*EXERCISE GOAL*.
Below is some material; set it all down exactly, apart from the pictures.
------------------------------------
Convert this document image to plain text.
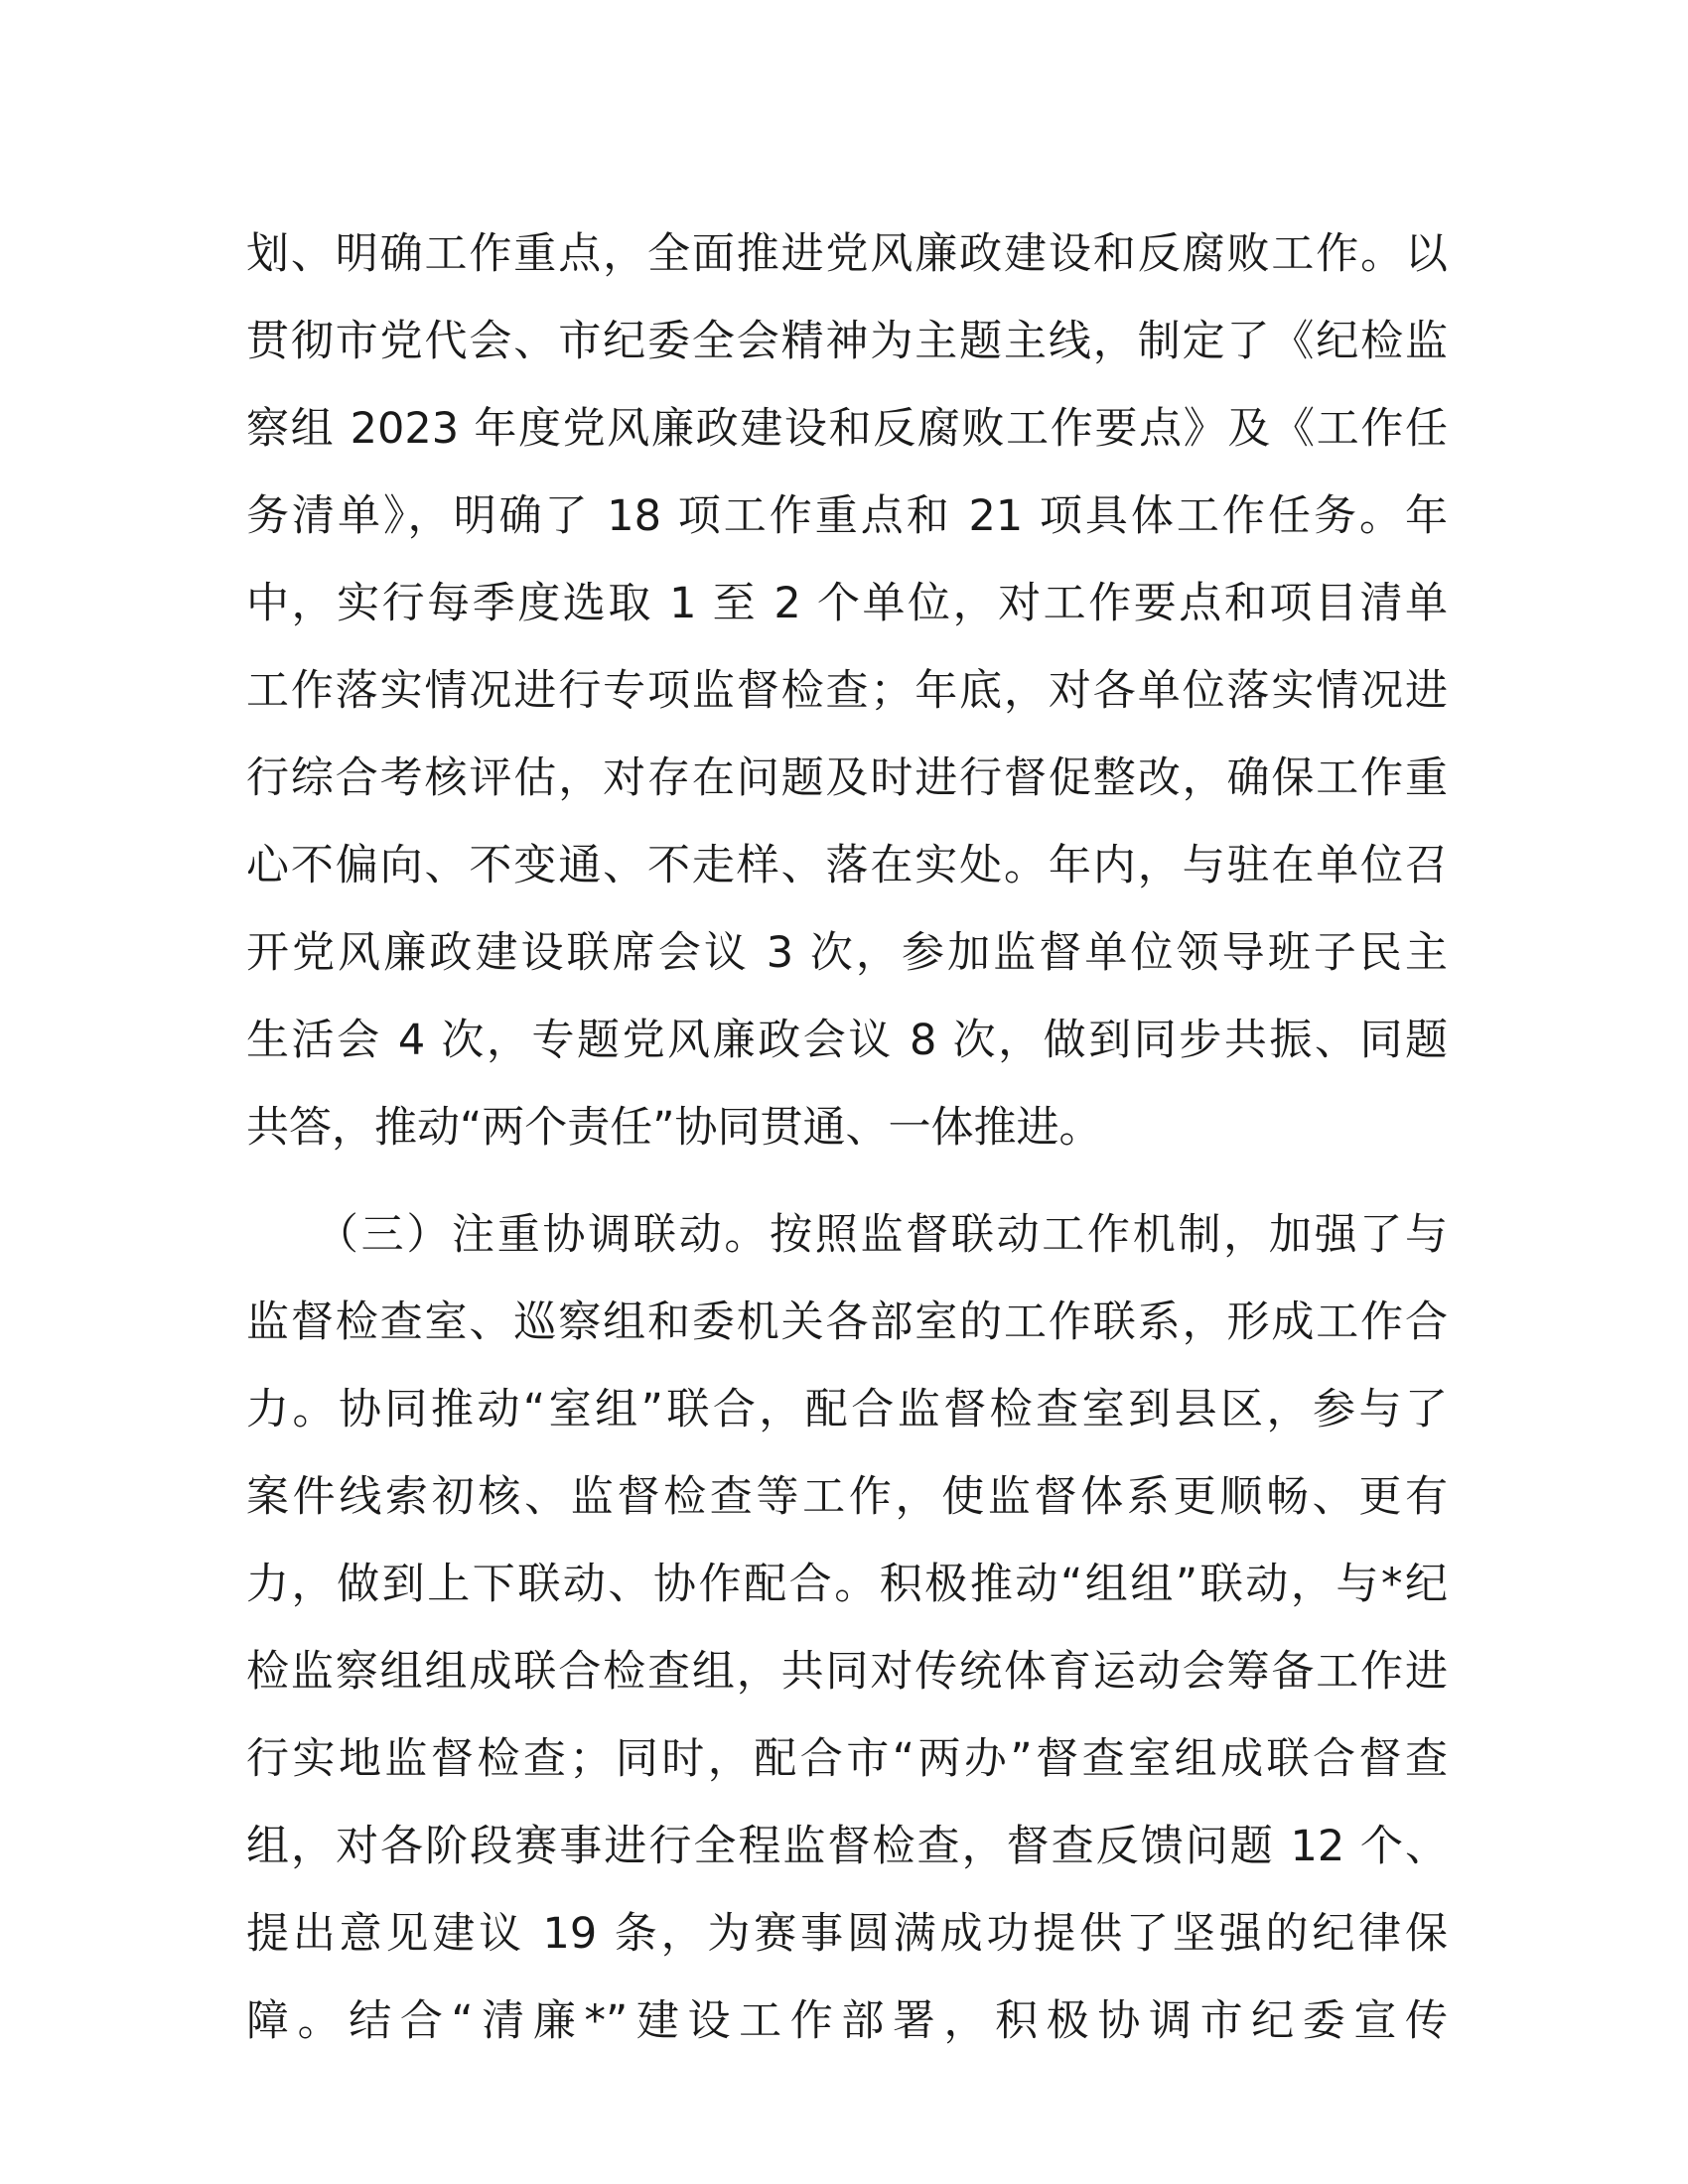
划、明确工作重点，全面推进党风廉政建设和反腐败工作。以
贯彻市党代会、市纪委全会精神为主题主线，制定了《纪检监
察组 2023 年度党风廉政建设和反腐败工作要点》及《工作任
务清单》，明确了 18 项工作重点和 21 项具体工作任务。年
中，实行每季度选取 1 至 2 个单位，对工作要点和项目清单
工作落实情况进行专项监督检查；年底，对各单位落实情况进
行综合考核评估，对存在问题及时进行督促整改，确保工作重
心不偏向、不变通、不走样、落在实处。年内，与驻在单位召
开党风廉政建设联席会议 3 次，参加监督单位领导班子民主
生活会 4 次，专题党风廉政会议 8 次，做到同步共振、同题
共答，推动“两个责任”协同贯通、一体推进。
　　（三）注重协调联动。按照监督联动工作机制，加强了与
监督检查室、巡察组和委机关各部室的工作联系，形成工作合
力。协同推动“室组”联合，配合监督检查室到县区，参与了
案件线索初核、监督检查等工作，使监督体系更顺畅、更有
力，做到上下联动、协作配合。积极推动“组组”联动，与*纪
检监察组组成联合检查组，共同对传统体育运动会筹备工作进
行实地监督检查；同时，配合市“两办”督查室组成联合督查
组，对各阶段赛事进行全程监督检查，督查反馈问题 12 个、
提出意见建议 19 条，为赛事圆满成功提供了坚强的纪律保
障。结合“清廉*”建设工作部署，积极协调市纪委宣传
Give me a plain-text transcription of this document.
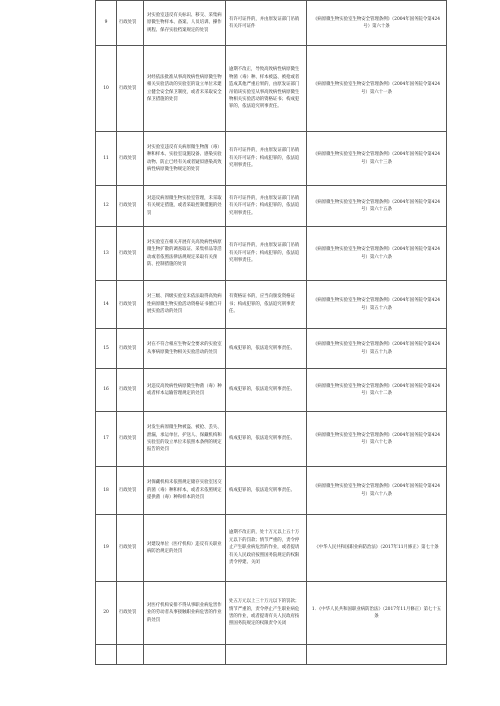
9	行政处罚	对实验室违反有关标识、移交、采集病原微生物样本、备案、人员培训、操作规程、保存实验档案规定的处罚	有许可证件的，并由原发证部门吊销有关许可证件	《病原微生物实验室生物安全管理条例》（2004年国务院令第424号）第六十条
10	行政处罚	对经依法批准从事高致病性病原微生物相关实验活动的实验室的设立单位未建立健全安全保卫制度，或者未采取安全保卫措施的处罚	逾期不改正，导致高致病性病原微生物菌（毒）种、样本被盗、被抢或者造成其他严重后果的，由原发证部门吊销该实验室从事高致病性病原微生物相关实验活动的资格证书；构成犯罪的，依法追究刑事责任。	《病原微生物实验室生物安全管理条例》（2004年国务院令第424号）第六十一条
11	行政处罚	对实验室违反有关病原微生物菌（毒）种和样本、实验室设施设备、感染实验动物、防止已经有关或者疑似感染高致病性病原微生物规定的处罚	有许可证件的，并由原发证部门吊销有关许可证件；构成犯罪的，依法追究刑事责任。	《病原微生物实验室生物安全管理条例》（2004年国务院令第424号）第六十三条
12	行政处罚	对违反病原微生物实验室管理，未采取有关规定措施，或者采取控制措施的处罚	有许可证件的，并由原发证部门吊销有关许可证件；构成犯罪的，依法追究刑事责任。	《病原微生物实验室生物安全管理条例》（2004年国务院令第424号）第六十五条
13	行政处罚	对实验室在相关开展有关高致病性病原微生物扩散的调查取证、采集样品等活动或者依照法律法规规定采取有关预防、控制措施的处罚	有许可证件的，并由原发证部门吊销有关许可证件；构成犯罪的，依法追究刑事责任。	《病原微生物实验室生物安全管理条例》（2004年国务院令第424号）第六十六条
14	行政处罚	对三级、四级实验室未依法取得高致病性病原微生物实验活动资格证书擅自开展实验活动的处罚	有资格证书的，应当向颁发资格证书；构成犯罪的，依法追究刑事责任。	《病原微生物实验室生物安全管理条例》（2004年国务院令第424号）第五十六条
15	行政处罚	对在不符合相应生物安全要求的实验室从事病原微生物相关实验活动的处罚	构成犯罪的，依法追究刑事责任。	《病原微生物实验室生物安全管理条例》（2004年国务院令第424号）第五十九条
16	行政处罚	对违反高致病性病原微生物菌（毒）种或者样本运输管理规定的处罚	构成犯罪的，依法追究刑事责任。	《病原微生物实验室生物安全管理条例》（2004年国务院令第424号）第六十二条
17	行政处罚	对发生病原微生物被盗、被抢、丢失、泄漏，承运单位、护送人、保藏机构和实验室的设立单位未依照本条例的规定报告的处罚	构成犯罪的，依法追究刑事责任。	《病原微生物实验室生物安全管理条例》（2004年国务院令第424号）第六十七条
18	行政处罚	对保藏机构未依照规定储存实验室送交的菌（毒）种和样本，或者未依照规定提供菌（毒）种和样本的处罚	构成犯罪的，依法追究刑事责任。	《病原微生物实验室生物安全管理条例》（2004年国务院令第424号）第六十八条
19	行政处罚	对建设单位（医疗机构）违反有关职业病防治规定的处罚	逾期不改正的，处十万元以上五十万元以下的罚款；情节严重的，责令停止产生职业病危害的作业，或者提请有关人民政府按照国务院规定的权限责令停建、关闭	《中华人民共和国职业病防治法》（2017年11月修正）第七十条
20	行政处罚	对医疗机构安排不得从事职业病危害作业的劳动者从事接触职业病危害的作业的处罚	处五万元以上三十万元以下的罚款；情节严重的，责令停止产生职业病危害的作业，或者提请有关人民政府按照国务院规定的权限责令关闭	1．《中华人民共和国职业病防治法》（2017年11月修正）第七十五条
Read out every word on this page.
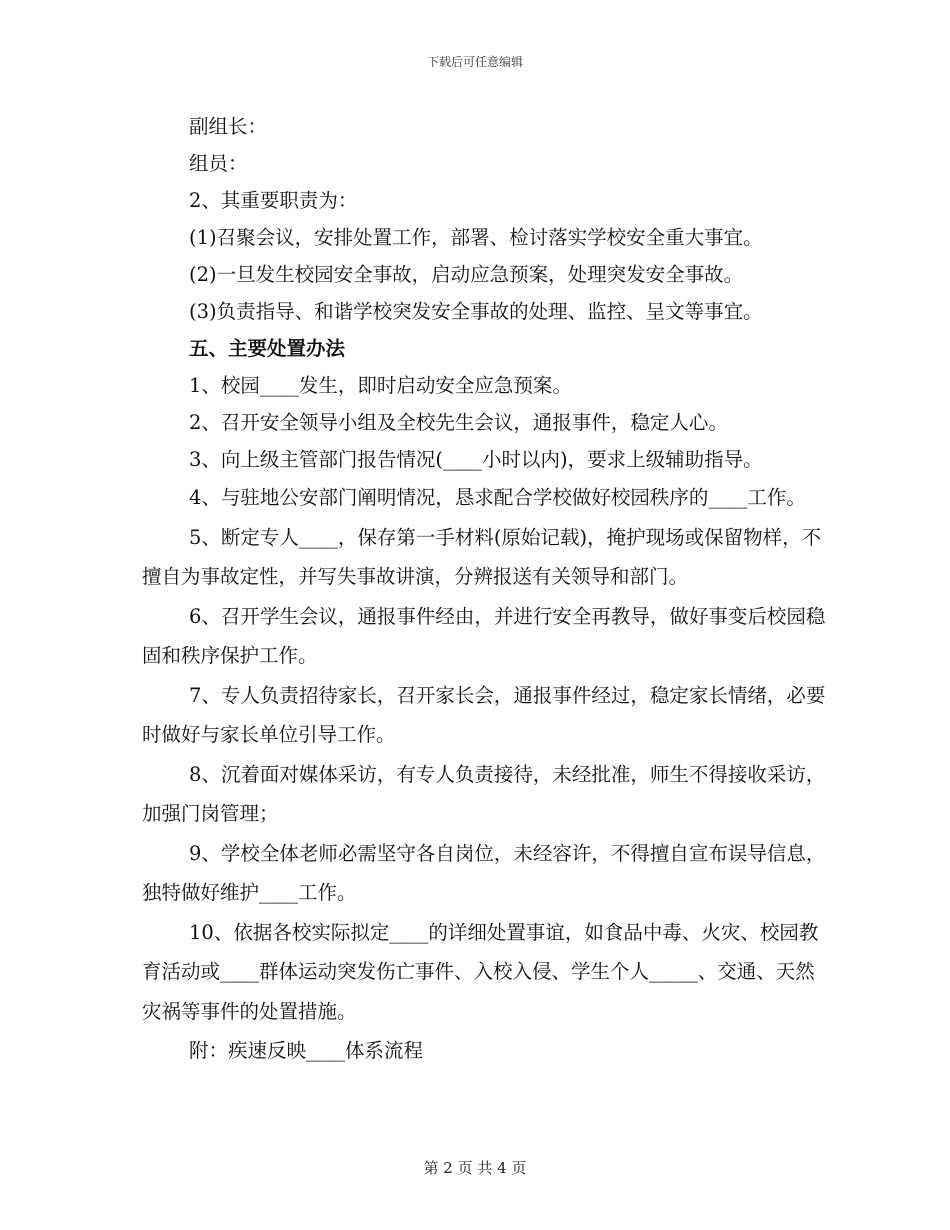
下载后可任意编辑
副组长：
组员：
2、其重要职责为：
(1)召聚会议，安排处置工作，部署、检讨落实学校安全重大事宜。
(2)一旦发生校园安全事故，启动应急预案，处理突发安全事故。
(3)负责指导、和谐学校突发安全事故的处理、监控、呈文等事宜。
五、主要处置办法
1、校园____发生，即时启动安全应急预案。
2、召开安全领导小组及全校先生会议，通报事件，稳定人心。
3、向上级主管部门报告情况(____小时以内)，要求上级辅助指导。
4、与驻地公安部门阐明情况，恳求配合学校做好校园秩序的____工作。
5、断定专人____，保存第一手材料(原始记载)，掩护现场或保留物样，不擅自为事故定性，并写失事故讲演，分辨报送有关领导和部门。
6、召开学生会议，通报事件经由，并进行安全再教导，做好事变后校园稳固和秩序保护工作。
7、专人负责招待家长，召开家长会，通报事件经过，稳定家长情绪，必要时做好与家长单位引导工作。
8、沉着面对媒体采访，有专人负责接待，未经批准，师生不得接收采访，加强门岗管理；
9、学校全体老师必需坚守各自岗位，未经容许，不得擅自宣布误导信息，独特做好维护____工作。
10、依据各校实际拟定____的详细处置事谊，如食品中毒、火灾、校园教育活动或____群体运动突发伤亡事件、入校入侵、学生个人_____、交通、天然灾祸等事件的处置措施。
附：疾速反映____体系流程
第 2 页 共 4 页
------------------------------------
*ANSWER FOR THIS EXERCISE*.
Convert this document image to plain text.
划、明确工作重点，全面推进党风廉政建设和反腐败工作。以
贯彻市党代会、市纪委全会精神为主题主线，制定了《纪检监
察组 2023 年度党风廉政建设和反腐败工作要点》及《工作任
务清单》，明确了 18 项工作重点和 21 项具体工作任务。年
中，实行每季度选取 1 至 2 个单位，对工作要点和项目清单
工作落实情况进行专项监督检查；年底，对各单位落实情况进
行综合考核评估，对存在问题及时进行督促整改，确保工作重
心不偏向、不变通、不走样、落在实处。年内，与驻在单位召
开党风廉政建设联席会议 3 次，参加监督单位领导班子民主
生活会 4 次，专题党风廉政会议 8 次，做到同步共振、同题
共答，推动“两个责任”协同贯通、一体推进。
　　（三）注重协调联动。按照监督联动工作机制，加强了与
监督检查室、巡察组和委机关各部室的工作联系，形成工作合
力。协同推动“室组”联合，配合监督检查室到县区，参与了
案件线索初核、监督检查等工作，使监督体系更顺畅、更有
力，做到上下联动、协作配合。积极推动“组组”联动，与*纪
检监察组组成联合检查组，共同对传统体育运动会筹备工作进
行实地监督检查；同时，配合市“两办”督查室组成联合督查
组，对各阶段赛事进行全程监督检查，督查反馈问题 12 个、
提出意见建议 19 条，为赛事圆满成功提供了坚强的纪律保
障。结合“清廉*”建设工作部署，积极协调市纪委宣传
Give me a plain-text transcription of this document.
9	行政处罚	对实验室违反有关标识、移交、采集病原微生物样本、备案、人员培训、操作规程、保存实验档案规定的处罚	有许可证件的，并由原发证部门吊销有关许可证件	《病原微生物实验室生物安全管理条例》（2004年国务院令第424号）第六十条
10	行政处罚	对经依法批准从事高致病性病原微生物相关实验活动的实验室的设立单位未建立健全安全保卫制度，或者未采取安全保卫措施的处罚	逾期不改正，导致高致病性病原微生物菌（毒）种、样本被盗、被抢或者造成其他严重后果的，由原发证部门吊销该实验室从事高致病性病原微生物相关实验活动的资格证书；构成犯罪的，依法追究刑事责任。	《病原微生物实验室生物安全管理条例》（2004年国务院令第424号）第六十一条
11	行政处罚	对实验室违反有关病原微生物菌（毒）种和样本、实验室设施设备、感染实验动物、防止已经有关或者疑似感染高致病性病原微生物规定的处罚	有许可证件的，并由原发证部门吊销有关许可证件；构成犯罪的，依法追究刑事责任。	《病原微生物实验室生物安全管理条例》（2004年国务院令第424号）第六十三条
12	行政处罚	对违反病原微生物实验室管理，未采取有关规定措施，或者采取控制措施的处罚	有许可证件的，并由原发证部门吊销有关许可证件；构成犯罪的，依法追究刑事责任。	《病原微生物实验室生物安全管理条例》（2004年国务院令第424号）第六十五条
13	行政处罚	对实验室在相关开展有关高致病性病原微生物扩散的调查取证、采集样品等活动或者依照法律法规规定采取有关预防、控制措施的处罚	有许可证件的，并由原发证部门吊销有关许可证件；构成犯罪的，依法追究刑事责任。	《病原微生物实验室生物安全管理条例》（2004年国务院令第424号）第六十六条
14	行政处罚	对三级、四级实验室未依法取得高致病性病原微生物实验活动资格证书擅自开展实验活动的处罚	有资格证书的，应当向颁发资格证书；构成犯罪的，依法追究刑事责任。	《病原微生物实验室生物安全管理条例》（2004年国务院令第424号）第五十六条
15	行政处罚	对在不符合相应生物安全要求的实验室从事病原微生物相关实验活动的处罚	构成犯罪的，依法追究刑事责任。	《病原微生物实验室生物安全管理条例》（2004年国务院令第424号）第五十九条
16	行政处罚	对违反高致病性病原微生物菌（毒）种或者样本运输管理规定的处罚	构成犯罪的，依法追究刑事责任。	《病原微生物实验室生物安全管理条例》（2004年国务院令第424号）第六十二条
17	行政处罚	对发生病原微生物被盗、被抢、丢失、泄漏，承运单位、护送人、保藏机构和实验室的设立单位未依照本条例的规定报告的处罚	构成犯罪的，依法追究刑事责任。	《病原微生物实验室生物安全管理条例》（2004年国务院令第424号）第六十七条
18	行政处罚	对保藏机构未依照规定储存实验室送交的菌（毒）种和样本，或者未依照规定提供菌（毒）种和样本的处罚	构成犯罪的，依法追究刑事责任。	《病原微生物实验室生物安全管理条例》（2004年国务院令第424号）第六十八条
19	行政处罚	对建设单位（医疗机构）违反有关职业病防治规定的处罚	逾期不改正的，处十万元以上五十万元以下的罚款；情节严重的，责令停止产生职业病危害的作业，或者提请有关人民政府按照国务院规定的权限责令停建、关闭	《中华人民共和国职业病防治法》（2017年11月修正）第七十条
20	行政处罚	对医疗机构安排不得从事职业病危害作业的劳动者从事接触职业病危害的作业的处罚	处五万元以上三十万元以下的罚款；情节严重的，责令停止产生职业病危害的作业，或者提请有关人民政府按照国务院规定的权限责令关闭	1．《中华人民共和国职业病防治法》（2017年11月修正）第七十五条
Read out every word on this page.
下载后可任意编辑
副组长：
组员：
2、其重要职责为：
(1)召聚会议，安排处置工作，部署、检讨落实学校安全重大事宜。
(2)一旦发生校园安全事故，启动应急预案，处理突发安全事故。
(3)负责指导、和谐学校突发安全事故的处理、监控、呈文等事宜。
五、主要处置办法
1、校园____发生，即时启动安全应急预案。
2、召开安全领导小组及全校先生会议，通报事件，稳定人心。
3、向上级主管部门报告情况(____小时以内)，要求上级辅助指导。
4、与驻地公安部门阐明情况，恳求配合学校做好校园秩序的____工作。
5、断定专人____，保存第一手材料(原始记载)，掩护现场或保留物样，不擅自为事故定性，并写失事故讲演，分辨报送有关领导和部门。
6、召开学生会议，通报事件经由，并进行安全再教导，做好事变后校园稳固和秩序保护工作。
7、专人负责招待家长，召开家长会，通报事件经过，稳定家长情绪，必要时做好与家长单位引导工作。
8、沉着面对媒体采访，有专人负责接待，未经批准，师生不得接收采访，加强门岗管理；
9、学校全体老师必需坚守各自岗位，未经容许，不得擅自宣布误导信息，独特做好维护____工作。
10、依据各校实际拟定____的详细处置事谊，如食品中毒、火灾、校园教育活动或____群体运动突发伤亡事件、入校入侵、学生个人_____、交通、天然灾祸等事件的处置措施。
附：疾速反映____体系流程
第 2 页 共 4 页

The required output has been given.